What is being asked: Write out the whole listing, matching it exactly.

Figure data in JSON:

━━━━━━━━

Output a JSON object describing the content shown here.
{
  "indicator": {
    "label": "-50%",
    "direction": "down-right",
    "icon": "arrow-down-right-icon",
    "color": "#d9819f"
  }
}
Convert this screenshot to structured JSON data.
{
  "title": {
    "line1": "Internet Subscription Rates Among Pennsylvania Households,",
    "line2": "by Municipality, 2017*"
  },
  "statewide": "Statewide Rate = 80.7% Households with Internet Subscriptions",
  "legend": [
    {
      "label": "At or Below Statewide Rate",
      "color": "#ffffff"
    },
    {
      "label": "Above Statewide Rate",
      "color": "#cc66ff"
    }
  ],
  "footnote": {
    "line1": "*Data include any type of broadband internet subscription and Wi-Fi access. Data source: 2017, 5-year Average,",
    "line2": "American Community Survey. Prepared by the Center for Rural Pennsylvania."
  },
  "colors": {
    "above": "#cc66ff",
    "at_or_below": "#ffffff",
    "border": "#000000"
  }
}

━━━━━━━━

The answer:
Output a JSON object describing the content shown here.
{
  "indicator": {
    "label": "-50%",
    "direction": "down-right",
    "icon": "arrow-down-right-icon",
    "color": "#d9819f"
  }
}
Convert this screenshot to structured JSON data.
{
  "title": {
    "line1": "Internet Subscription Rates Among Pennsylvania Households,",
    "line2": "by Municipality, 2017*"
  },
  "statewide": "Statewide Rate = 80.7% Households with Internet Subscriptions",
  "legend": [
    {
      "label": "At or Below Statewide Rate",
      "color": "#ffffff"
    },
    {
      "label": "Above Statewide Rate",
      "color": "#cc66ff"
    }
  ],
  "footnote": {
    "line1": "*Data include any type of broadband internet subscription and Wi-Fi access. Data source: 2017, 5-year Average,",
    "line2": "American Community Survey. Prepared by the Center for Rural Pennsylvania."
  },
  "colors": {
    "above": "#cc66ff",
    "at_or_below": "#ffffff",
    "border": "#000000"
  }
}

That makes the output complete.